** Your instructions **
The entries below are to be repeated exactly as they stand.

(Stored data)
— BEGIN —

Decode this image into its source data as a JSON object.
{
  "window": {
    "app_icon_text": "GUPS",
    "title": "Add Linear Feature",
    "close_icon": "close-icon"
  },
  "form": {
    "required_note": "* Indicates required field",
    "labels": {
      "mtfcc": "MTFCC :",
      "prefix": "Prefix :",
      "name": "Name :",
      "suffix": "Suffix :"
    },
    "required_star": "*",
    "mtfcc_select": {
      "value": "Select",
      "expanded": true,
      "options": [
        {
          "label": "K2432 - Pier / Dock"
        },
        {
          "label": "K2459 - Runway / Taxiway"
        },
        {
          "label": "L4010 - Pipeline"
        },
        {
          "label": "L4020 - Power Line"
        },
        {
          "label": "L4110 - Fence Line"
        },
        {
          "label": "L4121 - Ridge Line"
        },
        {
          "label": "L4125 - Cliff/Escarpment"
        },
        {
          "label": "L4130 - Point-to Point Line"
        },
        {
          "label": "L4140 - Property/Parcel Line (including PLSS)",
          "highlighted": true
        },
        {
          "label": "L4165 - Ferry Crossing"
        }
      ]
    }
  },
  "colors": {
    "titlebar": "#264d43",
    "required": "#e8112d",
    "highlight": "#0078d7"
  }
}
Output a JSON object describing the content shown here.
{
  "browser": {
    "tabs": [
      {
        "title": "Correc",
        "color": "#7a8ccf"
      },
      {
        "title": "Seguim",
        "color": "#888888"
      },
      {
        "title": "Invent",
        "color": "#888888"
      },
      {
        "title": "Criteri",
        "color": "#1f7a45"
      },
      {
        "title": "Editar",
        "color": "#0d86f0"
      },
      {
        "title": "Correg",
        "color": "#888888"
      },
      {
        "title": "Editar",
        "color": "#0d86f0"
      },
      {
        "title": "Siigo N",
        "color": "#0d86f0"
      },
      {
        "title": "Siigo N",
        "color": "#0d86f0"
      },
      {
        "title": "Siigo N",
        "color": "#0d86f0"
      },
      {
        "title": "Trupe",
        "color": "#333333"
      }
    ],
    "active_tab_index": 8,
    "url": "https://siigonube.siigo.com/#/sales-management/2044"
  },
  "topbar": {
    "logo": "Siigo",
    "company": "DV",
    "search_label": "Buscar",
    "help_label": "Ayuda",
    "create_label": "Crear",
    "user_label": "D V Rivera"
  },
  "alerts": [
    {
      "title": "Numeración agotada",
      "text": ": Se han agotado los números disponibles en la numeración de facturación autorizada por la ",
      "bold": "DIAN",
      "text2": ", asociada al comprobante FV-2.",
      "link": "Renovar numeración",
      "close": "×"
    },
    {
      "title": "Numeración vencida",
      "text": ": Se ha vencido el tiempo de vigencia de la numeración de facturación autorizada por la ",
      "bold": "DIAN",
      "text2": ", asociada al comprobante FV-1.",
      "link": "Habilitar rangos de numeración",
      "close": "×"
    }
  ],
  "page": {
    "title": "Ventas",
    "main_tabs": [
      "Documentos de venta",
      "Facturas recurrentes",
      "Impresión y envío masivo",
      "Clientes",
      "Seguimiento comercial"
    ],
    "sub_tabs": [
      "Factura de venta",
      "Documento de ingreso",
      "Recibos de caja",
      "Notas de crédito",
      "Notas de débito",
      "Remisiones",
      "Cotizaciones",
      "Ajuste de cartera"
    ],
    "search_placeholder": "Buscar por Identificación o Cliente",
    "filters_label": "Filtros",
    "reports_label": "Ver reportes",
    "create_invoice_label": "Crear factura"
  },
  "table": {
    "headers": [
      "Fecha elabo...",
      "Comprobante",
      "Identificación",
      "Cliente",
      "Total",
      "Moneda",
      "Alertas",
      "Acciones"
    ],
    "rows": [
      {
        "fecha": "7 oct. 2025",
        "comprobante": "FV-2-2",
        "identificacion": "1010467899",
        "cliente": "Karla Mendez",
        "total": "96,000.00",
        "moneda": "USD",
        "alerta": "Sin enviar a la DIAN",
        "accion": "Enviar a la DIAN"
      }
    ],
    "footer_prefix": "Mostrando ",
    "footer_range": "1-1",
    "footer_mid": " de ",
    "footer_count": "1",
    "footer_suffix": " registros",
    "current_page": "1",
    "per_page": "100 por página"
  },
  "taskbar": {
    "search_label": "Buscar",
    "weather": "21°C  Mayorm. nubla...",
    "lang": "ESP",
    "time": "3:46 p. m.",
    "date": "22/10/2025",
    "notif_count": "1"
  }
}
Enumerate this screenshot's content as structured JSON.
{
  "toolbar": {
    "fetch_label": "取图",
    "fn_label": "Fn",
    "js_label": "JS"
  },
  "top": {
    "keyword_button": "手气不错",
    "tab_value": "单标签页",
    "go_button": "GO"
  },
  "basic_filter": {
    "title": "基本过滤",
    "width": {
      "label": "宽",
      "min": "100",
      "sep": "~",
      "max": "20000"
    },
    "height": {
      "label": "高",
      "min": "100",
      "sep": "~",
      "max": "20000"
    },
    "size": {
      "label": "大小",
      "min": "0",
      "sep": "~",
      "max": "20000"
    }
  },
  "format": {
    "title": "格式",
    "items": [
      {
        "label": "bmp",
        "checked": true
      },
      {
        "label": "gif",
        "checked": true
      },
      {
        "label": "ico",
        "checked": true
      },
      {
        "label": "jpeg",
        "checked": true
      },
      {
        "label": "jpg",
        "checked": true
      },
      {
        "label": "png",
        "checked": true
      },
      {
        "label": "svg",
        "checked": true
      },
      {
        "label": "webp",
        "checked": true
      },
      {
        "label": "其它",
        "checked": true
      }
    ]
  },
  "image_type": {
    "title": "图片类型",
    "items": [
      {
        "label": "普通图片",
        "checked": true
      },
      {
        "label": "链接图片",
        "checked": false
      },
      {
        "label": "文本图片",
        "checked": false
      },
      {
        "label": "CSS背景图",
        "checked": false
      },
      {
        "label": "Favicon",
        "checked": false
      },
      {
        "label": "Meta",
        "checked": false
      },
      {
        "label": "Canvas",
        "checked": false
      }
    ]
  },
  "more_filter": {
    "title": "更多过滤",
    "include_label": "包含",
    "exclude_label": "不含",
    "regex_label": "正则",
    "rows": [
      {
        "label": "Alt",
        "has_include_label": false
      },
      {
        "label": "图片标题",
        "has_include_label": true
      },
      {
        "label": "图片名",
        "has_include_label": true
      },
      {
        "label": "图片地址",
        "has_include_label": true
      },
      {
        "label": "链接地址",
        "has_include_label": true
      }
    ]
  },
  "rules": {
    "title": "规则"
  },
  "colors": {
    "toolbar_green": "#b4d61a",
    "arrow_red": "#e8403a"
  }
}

— END —

** Solution to this exercise **
Decode this image into its source data as a JSON object.
{
  "window": {
    "app_icon_text": "GUPS",
    "title": "Add Linear Feature",
    "close_icon": "close-icon"
  },
  "form": {
    "required_note": "* Indicates required field",
    "labels": {
      "mtfcc": "MTFCC :",
      "prefix": "Prefix :",
      "name": "Name :",
      "suffix": "Suffix :"
    },
    "required_star": "*",
    "mtfcc_select": {
      "value": "Select",
      "expanded": true,
      "options": [
        {
          "label": "K2432 - Pier / Dock"
        },
        {
          "label": "K2459 - Runway / Taxiway"
        },
        {
          "label": "L4010 - Pipeline"
        },
        {
          "label": "L4020 - Power Line"
        },
        {
          "label": "L4110 - Fence Line"
        },
        {
          "label": "L4121 - Ridge Line"
        },
        {
          "label": "L4125 - Cliff/Escarpment"
        },
        {
          "label": "L4130 - Point-to Point Line"
        },
        {
          "label": "L4140 - Property/Parcel Line (including PLSS)",
          "highlighted": true
        },
        {
          "label": "L4165 - Ferry Crossing"
        }
      ]
    }
  },
  "colors": {
    "titlebar": "#264d43",
    "required": "#e8112d",
    "highlight": "#0078d7"
  }
}
Output a JSON object describing the content shown here.
{
  "browser": {
    "tabs": [
      {
        "title": "Correc",
        "color": "#7a8ccf"
      },
      {
        "title": "Seguim",
        "color": "#888888"
      },
      {
        "title": "Invent",
        "color": "#888888"
      },
      {
        "title": "Criteri",
        "color": "#1f7a45"
      },
      {
        "title": "Editar",
        "color": "#0d86f0"
      },
      {
        "title": "Correg",
        "color": "#888888"
      },
      {
        "title": "Editar",
        "color": "#0d86f0"
      },
      {
        "title": "Siigo N",
        "color": "#0d86f0"
      },
      {
        "title": "Siigo N",
        "color": "#0d86f0"
      },
      {
        "title": "Siigo N",
        "color": "#0d86f0"
      },
      {
        "title": "Trupe",
        "color": "#333333"
      }
    ],
    "active_tab_index": 8,
    "url": "https://siigonube.siigo.com/#/sales-management/2044"
  },
  "topbar": {
    "logo": "Siigo",
    "company": "DV",
    "search_label": "Buscar",
    "help_label": "Ayuda",
    "create_label": "Crear",
    "user_label": "D V Rivera"
  },
  "alerts": [
    {
      "title": "Numeración agotada",
      "text": ": Se han agotado los números disponibles en la numeración de facturación autorizada por la ",
      "bold": "DIAN",
      "text2": ", asociada al comprobante FV-2.",
      "link": "Renovar numeración",
      "close": "×"
    },
    {
      "title": "Numeración vencida",
      "text": ": Se ha vencido el tiempo de vigencia de la numeración de facturación autorizada por la ",
      "bold": "DIAN",
      "text2": ", asociada al comprobante FV-1.",
      "link": "Habilitar rangos de numeración",
      "close": "×"
    }
  ],
  "page": {
    "title": "Ventas",
    "main_tabs": [
      "Documentos de venta",
      "Facturas recurrentes",
      "Impresión y envío masivo",
      "Clientes",
      "Seguimiento comercial"
    ],
    "sub_tabs": [
      "Factura de venta",
      "Documento de ingreso",
      "Recibos de caja",
      "Notas de crédito",
      "Notas de débito",
      "Remisiones",
      "Cotizaciones",
      "Ajuste de cartera"
    ],
    "search_placeholder": "Buscar por Identificación o Cliente",
    "filters_label": "Filtros",
    "reports_label": "Ver reportes",
    "create_invoice_label": "Crear factura"
  },
  "table": {
    "headers": [
      "Fecha elabo...",
      "Comprobante",
      "Identificación",
      "Cliente",
      "Total",
      "Moneda",
      "Alertas",
      "Acciones"
    ],
    "rows": [
      {
        "fecha": "7 oct. 2025",
        "comprobante": "FV-2-2",
        "identificacion": "1010467899",
        "cliente": "Karla Mendez",
        "total": "96,000.00",
        "moneda": "USD",
        "alerta": "Sin enviar a la DIAN",
        "accion": "Enviar a la DIAN"
      }
    ],
    "footer_prefix": "Mostrando ",
    "footer_range": "1-1",
    "footer_mid": " de ",
    "footer_count": "1",
    "footer_suffix": " registros",
    "current_page": "1",
    "per_page": "100 por página"
  },
  "taskbar": {
    "search_label": "Buscar",
    "weather": "21°C  Mayorm. nubla...",
    "lang": "ESP",
    "time": "3:46 p. m.",
    "date": "22/10/2025",
    "notif_count": "1"
  }
}
Enumerate this screenshot's content as structured JSON.
{
  "toolbar": {
    "fetch_label": "取图",
    "fn_label": "Fn",
    "js_label": "JS"
  },
  "top": {
    "keyword_button": "手气不错",
    "tab_value": "单标签页",
    "go_button": "GO"
  },
  "basic_filter": {
    "title": "基本过滤",
    "width": {
      "label": "宽",
      "min": "100",
      "sep": "~",
      "max": "20000"
    },
    "height": {
      "label": "高",
      "min": "100",
      "sep": "~",
      "max": "20000"
    },
    "size": {
      "label": "大小",
      "min": "0",
      "sep": "~",
      "max": "20000"
    }
  },
  "format": {
    "title": "格式",
    "items": [
      {
        "label": "bmp",
        "checked": true
      },
      {
        "label": "gif",
        "checked": true
      },
      {
        "label": "ico",
        "checked": true
      },
      {
        "label": "jpeg",
        "checked": true
      },
      {
        "label": "jpg",
        "checked": true
      },
      {
        "label": "png",
        "checked": true
      },
      {
        "label": "svg",
        "checked": true
      },
      {
        "label": "webp",
        "checked": true
      },
      {
        "label": "其它",
        "checked": true
      }
    ]
  },
  "image_type": {
    "title": "图片类型",
    "items": [
      {
        "label": "普通图片",
        "checked": true
      },
      {
        "label": "链接图片",
        "checked": false
      },
      {
        "label": "文本图片",
        "checked": false
      },
      {
        "label": "CSS背景图",
        "checked": false
      },
      {
        "label": "Favicon",
        "checked": false
      },
      {
        "label": "Meta",
        "checked": false
      },
      {
        "label": "Canvas",
        "checked": false
      }
    ]
  },
  "more_filter": {
    "title": "更多过滤",
    "include_label": "包含",
    "exclude_label": "不含",
    "regex_label": "正则",
    "rows": [
      {
        "label": "Alt",
        "has_include_label": false
      },
      {
        "label": "图片标题",
        "has_include_label": true
      },
      {
        "label": "图片名",
        "has_include_label": true
      },
      {
        "label": "图片地址",
        "has_include_label": true
      },
      {
        "label": "链接地址",
        "has_include_label": true
      }
    ]
  },
  "rules": {
    "title": "规则"
  },
  "colors": {
    "toolbar_green": "#b4d61a",
    "arrow_red": "#e8403a"
  }
}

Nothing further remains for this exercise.